WORK TO BE COMPLETED:
Return the lines below that carry the word "users".
***** EXTRACTED DATA
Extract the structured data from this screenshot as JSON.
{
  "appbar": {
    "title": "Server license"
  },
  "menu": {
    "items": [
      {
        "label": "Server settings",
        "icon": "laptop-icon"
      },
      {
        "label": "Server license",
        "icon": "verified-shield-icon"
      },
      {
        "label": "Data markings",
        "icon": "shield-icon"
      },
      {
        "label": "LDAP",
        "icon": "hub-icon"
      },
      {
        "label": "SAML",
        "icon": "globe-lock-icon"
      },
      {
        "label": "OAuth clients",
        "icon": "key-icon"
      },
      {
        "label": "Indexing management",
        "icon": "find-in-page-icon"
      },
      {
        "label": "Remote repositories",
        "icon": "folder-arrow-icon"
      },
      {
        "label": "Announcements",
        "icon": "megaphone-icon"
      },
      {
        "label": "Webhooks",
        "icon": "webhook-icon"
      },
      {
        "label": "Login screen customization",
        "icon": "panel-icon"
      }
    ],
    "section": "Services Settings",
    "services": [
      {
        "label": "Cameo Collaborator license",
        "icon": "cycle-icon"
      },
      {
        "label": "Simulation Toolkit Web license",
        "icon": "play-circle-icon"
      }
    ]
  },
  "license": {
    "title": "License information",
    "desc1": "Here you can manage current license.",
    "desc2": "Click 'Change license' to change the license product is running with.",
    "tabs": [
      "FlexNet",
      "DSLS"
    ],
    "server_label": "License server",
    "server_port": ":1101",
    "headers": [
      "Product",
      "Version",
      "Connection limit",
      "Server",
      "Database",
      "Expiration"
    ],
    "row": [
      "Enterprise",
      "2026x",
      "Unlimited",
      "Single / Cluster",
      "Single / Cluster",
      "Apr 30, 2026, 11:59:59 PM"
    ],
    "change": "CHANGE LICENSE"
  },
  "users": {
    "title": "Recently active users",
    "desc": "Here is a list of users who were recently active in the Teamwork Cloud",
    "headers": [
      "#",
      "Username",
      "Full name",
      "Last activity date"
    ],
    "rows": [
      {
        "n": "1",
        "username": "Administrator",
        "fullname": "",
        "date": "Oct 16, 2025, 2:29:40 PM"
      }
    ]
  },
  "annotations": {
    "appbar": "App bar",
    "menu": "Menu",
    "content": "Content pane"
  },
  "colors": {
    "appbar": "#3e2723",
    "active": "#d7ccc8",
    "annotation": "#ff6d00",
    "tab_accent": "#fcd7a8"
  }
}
**********
COMPLETE ANSWER:
  "users": {
    "title": "Recently active users",
    "desc": "Here is a list of users who were recently active in the Teamwork Cloud",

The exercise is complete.